*SOURCE DATA*:

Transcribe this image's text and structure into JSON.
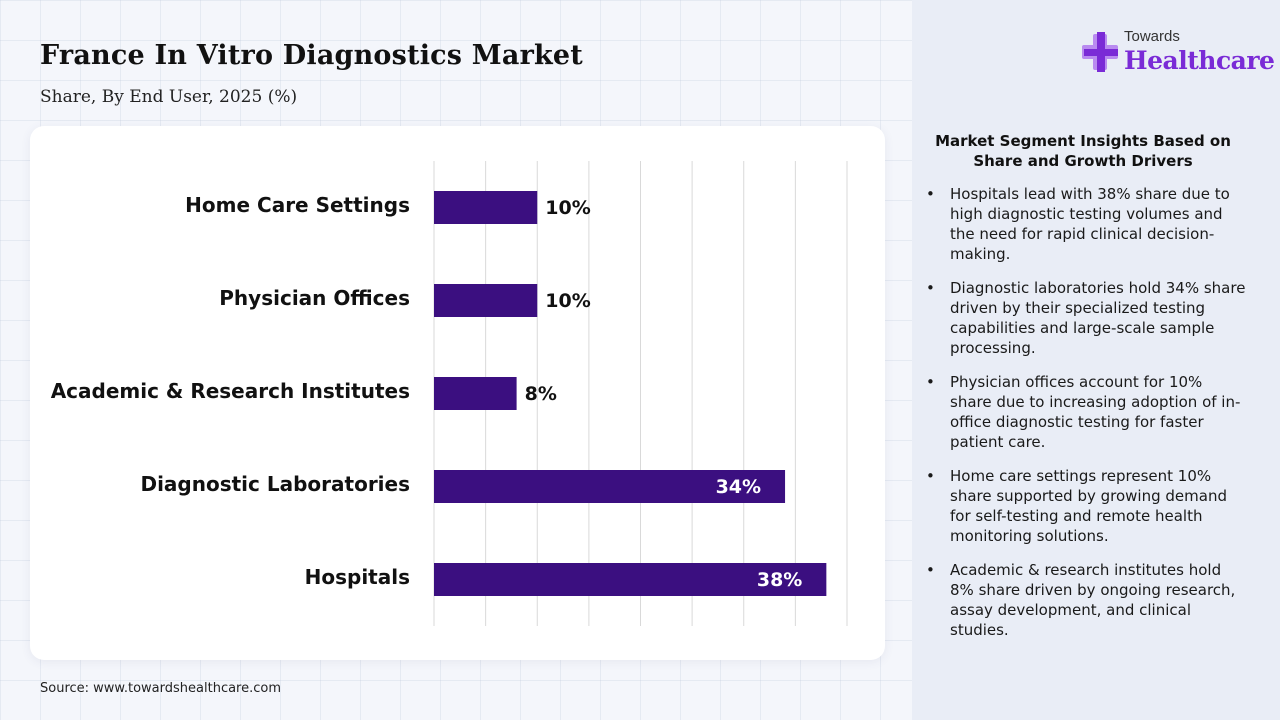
{
  "header": {
    "title": "France In Vitro Diagnostics Market",
    "subtitle": "Share, By End User, 2025 (%)"
  },
  "logo": {
    "top": "Towards",
    "main": "Healthcare"
  },
  "chart_data": {
    "type": "bar",
    "orientation": "horizontal",
    "categories": [
      "Home Care Settings",
      "Physician Offices",
      "Academic & Research Institutes",
      "Diagnostic Laboratories",
      "Hospitals"
    ],
    "values": [
      10,
      10,
      8,
      34,
      38
    ],
    "labels": [
      "10%",
      "10%",
      "8%",
      "34%",
      "38%"
    ],
    "xlim": [
      0,
      40
    ],
    "grid": true,
    "bar_color": "#3b0f80"
  },
  "insights": {
    "title": "Market Segment Insights Based on Share and Growth Drivers",
    "items": [
      "Hospitals lead with 38% share due to high diagnostic testing volumes and the need for rapid clinical decision-making.",
      "Diagnostic laboratories hold 34% share driven by their specialized testing capabilities and large-scale sample processing.",
      "Physician offices account for 10% share due to increasing adoption of in-office diagnostic testing for faster patient care.",
      "Home care settings represent 10% share supported by growing demand for self-testing and remote health monitoring solutions.",
      "Academic & research institutes hold 8% share driven by ongoing research, assay development, and clinical studies."
    ]
  },
  "footer": {
    "source": "Source: www.towardshealthcare.com"
  },
  "colors": {
    "brand": "#7a2bd6",
    "bar": "#3b0f80",
    "logo_cross_light": "#b98bf0"
  }
}
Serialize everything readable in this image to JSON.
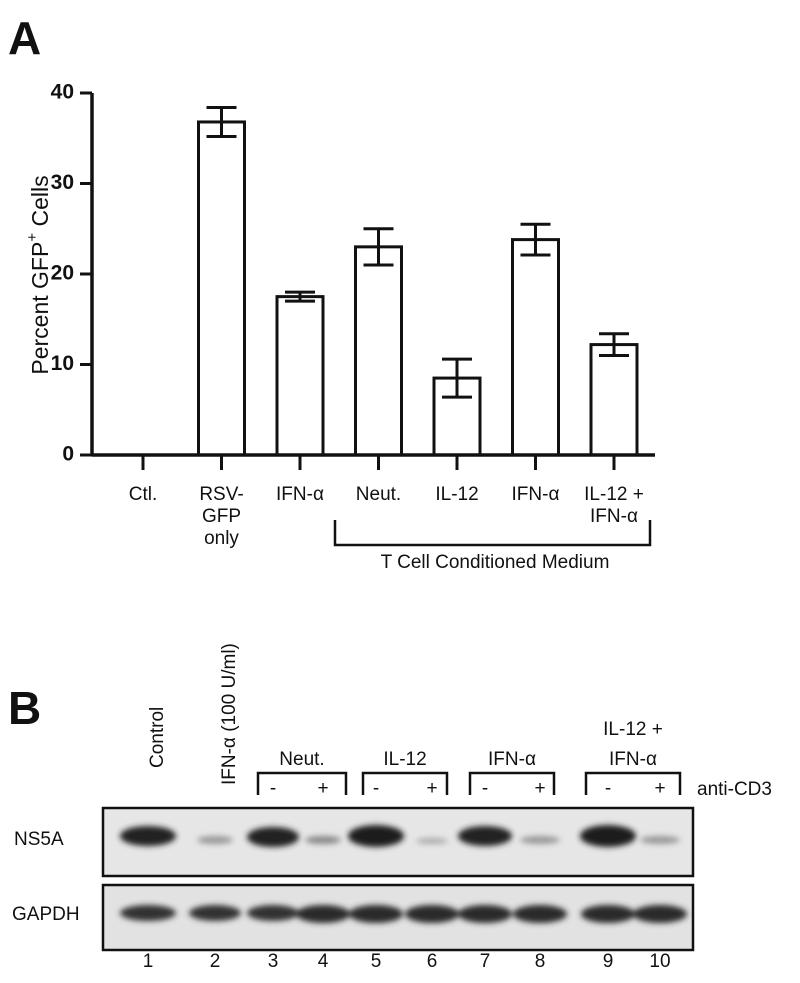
{
  "chart_data": {
    "type": "bar",
    "panel_label": "A",
    "categories": [
      [
        "Ctl."
      ],
      [
        "RSV-",
        "GFP",
        "only"
      ],
      [
        "IFN-α"
      ],
      [
        "Neut."
      ],
      [
        "IL-12"
      ],
      [
        "IFN-α"
      ],
      [
        "IL-12 +",
        "IFN-α"
      ]
    ],
    "values": [
      0,
      36.8,
      17.5,
      23,
      8.5,
      23.8,
      12.2
    ],
    "errors": [
      0,
      1.6,
      0.5,
      2,
      2.1,
      1.7,
      1.2
    ],
    "color": "#ffffff",
    "ylim": [
      0,
      40
    ],
    "yticks": [
      0,
      10,
      20,
      30,
      40
    ],
    "y_label": "Percent GFP",
    "y_label_sup": "+",
    "y_label_end": " Cells",
    "bracket_label": "T Cell Conditioned Medium"
  },
  "blot": {
    "panel_label": "B",
    "lane_headers": [
      "Control",
      "IFN-α (100 U/ml)"
    ],
    "groups": [
      [
        "Neut."
      ],
      [
        "IL-12"
      ],
      [
        "IFN-α"
      ],
      [
        "IL-12 +",
        "IFN-α"
      ]
    ],
    "signs": [
      [
        "-",
        "+"
      ],
      [
        "-",
        "+"
      ],
      [
        "-",
        "+"
      ],
      [
        "-",
        "+"
      ]
    ],
    "treatment": "anti-CD3",
    "rows": [
      "NS5A",
      "GAPDH"
    ],
    "lanes": [
      1,
      2,
      3,
      4,
      5,
      6,
      7,
      8,
      9,
      10
    ]
  }
}
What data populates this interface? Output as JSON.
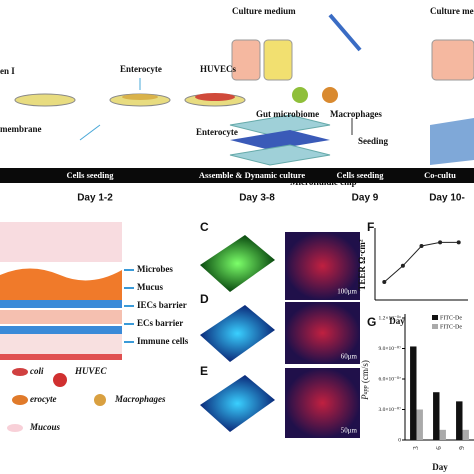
{
  "top": {
    "culture_medium_1": "Culture medium",
    "culture_medium_2": "Culture me",
    "collagen": "en I",
    "membrane": "membrane",
    "enterocyte_1": "Enterocyte",
    "huvecs": "HUVECs",
    "enterocyte_2": "Enterocyte",
    "gut_microbiome": "Gut microbiome",
    "macrophages": "Macrophages",
    "seeding": "Seeding",
    "chip": "Microfluidic chip"
  },
  "timeline": {
    "stages": [
      "Cells seeding",
      "Assemble & Dynamic culture",
      "Cells seeding",
      "Co-cultu"
    ],
    "days": [
      "Day 1-2",
      "Day 3-8",
      "Day 9",
      "Day 10-"
    ]
  },
  "model": {
    "layers": [
      "Microbes",
      "Mucus",
      "IECs barrier",
      "ECs barrier",
      "Immune cells"
    ],
    "legend": [
      "coli",
      "HUVEC",
      "erocyte",
      "Macrophages",
      "Mucous"
    ]
  },
  "panels": {
    "C": {
      "label": "C",
      "scale": "100μm"
    },
    "D": {
      "label": "D",
      "scale": "60μm"
    },
    "E": {
      "label": "E",
      "scale": "50μm"
    }
  },
  "chart_data": [
    {
      "type": "line",
      "label": "F",
      "y_label": "TEER Ω·cm²",
      "x_label": "Day",
      "x": [
        1,
        3,
        5,
        7,
        9
      ],
      "values": [
        100,
        190,
        300,
        320,
        320
      ],
      "xlim": [
        0,
        10
      ],
      "ylim": [
        0,
        400
      ],
      "color": "#222222"
    },
    {
      "type": "bar",
      "label": "G",
      "y_label_main": "P",
      "y_label_sub": "app",
      "y_label_unit": " (cm/s)",
      "x_label": "Day",
      "categories": [
        "3",
        "6",
        "9"
      ],
      "series": [
        {
          "name": "FITC-De",
          "color": "#111111",
          "values": [
            9.2e-07,
            4.7e-07,
            3.8e-07
          ]
        },
        {
          "name": "FITC-De",
          "color": "#aaaaaa",
          "values": [
            3e-07,
            1e-07,
            1e-07
          ]
        }
      ],
      "ylim": [
        0,
        1.2e-06
      ],
      "yticks": [
        {
          "value": 0,
          "label": "0"
        },
        {
          "value": 3e-07,
          "label": "3.0×10⁻⁰⁷"
        },
        {
          "value": 6e-07,
          "label": "6.0×10⁻⁰⁷"
        },
        {
          "value": 9e-07,
          "label": "9.0×10⁻⁰⁷"
        },
        {
          "value": 1.2e-06,
          "label": "1.2×10⁻⁰⁶"
        }
      ]
    }
  ]
}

*AIM OF THE EXERCISE*: All of the records need repeating exactly, except for the pictures.

*SOLUTION BELOW*:
Transcribe this image's text and structure into JSON.
{
  "header": {
    "title": "France In Vitro Diagnostics Market",
    "subtitle": "Share, By End User, 2025 (%)"
  },
  "logo": {
    "top": "Towards",
    "main": "Healthcare"
  },
  "chart_data": {
    "type": "bar",
    "orientation": "horizontal",
    "categories": [
      "Home Care Settings",
      "Physician Offices",
      "Academic & Research Institutes",
      "Diagnostic Laboratories",
      "Hospitals"
    ],
    "values": [
      10,
      10,
      8,
      34,
      38
    ],
    "labels": [
      "10%",
      "10%",
      "8%",
      "34%",
      "38%"
    ],
    "xlim": [
      0,
      40
    ],
    "grid": true,
    "bar_color": "#3b0f80"
  },
  "insights": {
    "title": "Market Segment Insights Based on Share and Growth Drivers",
    "items": [
      "Hospitals lead with 38% share due to high diagnostic testing volumes and the need for rapid clinical decision-making.",
      "Diagnostic laboratories hold 34% share driven by their specialized testing capabilities and large-scale sample processing.",
      "Physician offices account for 10% share due to increasing adoption of in-office diagnostic testing for faster patient care.",
      "Home care settings represent 10% share supported by growing demand for self-testing and remote health monitoring solutions.",
      "Academic & research institutes hold 8% share driven by ongoing research, assay development, and clinical studies."
    ]
  },
  "footer": {
    "source": "Source: www.towardshealthcare.com"
  },
  "colors": {
    "brand": "#7a2bd6",
    "bar": "#3b0f80",
    "logo_cross_light": "#b98bf0"
  }
}
Serialize everything readable in this image to JSON.
{
  "chart_data": {
    "type": "bar",
    "panel_label": "A",
    "categories": [
      [
        "Ctl."
      ],
      [
        "RSV-",
        "GFP",
        "only"
      ],
      [
        "IFN-α"
      ],
      [
        "Neut."
      ],
      [
        "IL-12"
      ],
      [
        "IFN-α"
      ],
      [
        "IL-12 +",
        "IFN-α"
      ]
    ],
    "values": [
      0,
      36.8,
      17.5,
      23,
      8.5,
      23.8,
      12.2
    ],
    "errors": [
      0,
      1.6,
      0.5,
      2,
      2.1,
      1.7,
      1.2
    ],
    "color": "#ffffff",
    "ylim": [
      0,
      40
    ],
    "yticks": [
      0,
      10,
      20,
      30,
      40
    ],
    "y_label": "Percent GFP",
    "y_label_sup": "+",
    "y_label_end": " Cells",
    "bracket_label": "T Cell Conditioned Medium"
  },
  "blot": {
    "panel_label": "B",
    "lane_headers": [
      "Control",
      "IFN-α (100 U/ml)"
    ],
    "groups": [
      [
        "Neut."
      ],
      [
        "IL-12"
      ],
      [
        "IFN-α"
      ],
      [
        "IL-12 +",
        "IFN-α"
      ]
    ],
    "signs": [
      [
        "-",
        "+"
      ],
      [
        "-",
        "+"
      ],
      [
        "-",
        "+"
      ],
      [
        "-",
        "+"
      ]
    ],
    "treatment": "anti-CD3",
    "rows": [
      "NS5A",
      "GAPDH"
    ],
    "lanes": [
      1,
      2,
      3,
      4,
      5,
      6,
      7,
      8,
      9,
      10
    ]
  }
}
What data populates this interface? Output as JSON.
{
  "top": {
    "culture_medium_1": "Culture medium",
    "culture_medium_2": "Culture me",
    "collagen": "en I",
    "membrane": "membrane",
    "enterocyte_1": "Enterocyte",
    "huvecs": "HUVECs",
    "enterocyte_2": "Enterocyte",
    "gut_microbiome": "Gut microbiome",
    "macrophages": "Macrophages",
    "seeding": "Seeding",
    "chip": "Microfluidic chip"
  },
  "timeline": {
    "stages": [
      "Cells seeding",
      "Assemble & Dynamic culture",
      "Cells seeding",
      "Co-cultu"
    ],
    "days": [
      "Day 1-2",
      "Day 3-8",
      "Day 9",
      "Day 10-"
    ]
  },
  "model": {
    "layers": [
      "Microbes",
      "Mucus",
      "IECs barrier",
      "ECs barrier",
      "Immune cells"
    ],
    "legend": [
      "coli",
      "HUVEC",
      "erocyte",
      "Macrophages",
      "Mucous"
    ]
  },
  "panels": {
    "C": {
      "label": "C",
      "scale": "100μm"
    },
    "D": {
      "label": "D",
      "scale": "60μm"
    },
    "E": {
      "label": "E",
      "scale": "50μm"
    }
  },
  "chart_data": [
    {
      "type": "line",
      "label": "F",
      "y_label": "TEER Ω·cm²",
      "x_label": "Day",
      "x": [
        1,
        3,
        5,
        7,
        9
      ],
      "values": [
        100,
        190,
        300,
        320,
        320
      ],
      "xlim": [
        0,
        10
      ],
      "ylim": [
        0,
        400
      ],
      "color": "#222222"
    },
    {
      "type": "bar",
      "label": "G",
      "y_label_main": "P",
      "y_label_sub": "app",
      "y_label_unit": " (cm/s)",
      "x_label": "Day",
      "categories": [
        "3",
        "6",
        "9"
      ],
      "series": [
        {
          "name": "FITC-De",
          "color": "#111111",
          "values": [
            9.2e-07,
            4.7e-07,
            3.8e-07
          ]
        },
        {
          "name": "FITC-De",
          "color": "#aaaaaa",
          "values": [
            3e-07,
            1e-07,
            1e-07
          ]
        }
      ],
      "ylim": [
        0,
        1.2e-06
      ],
      "yticks": [
        {
          "value": 0,
          "label": "0"
        },
        {
          "value": 3e-07,
          "label": "3.0×10⁻⁰⁷"
        },
        {
          "value": 6e-07,
          "label": "6.0×10⁻⁰⁷"
        },
        {
          "value": 9e-07,
          "label": "9.0×10⁻⁰⁷"
        },
        {
          "value": 1.2e-06,
          "label": "1.2×10⁻⁰⁶"
        }
      ]
    }
  ]
}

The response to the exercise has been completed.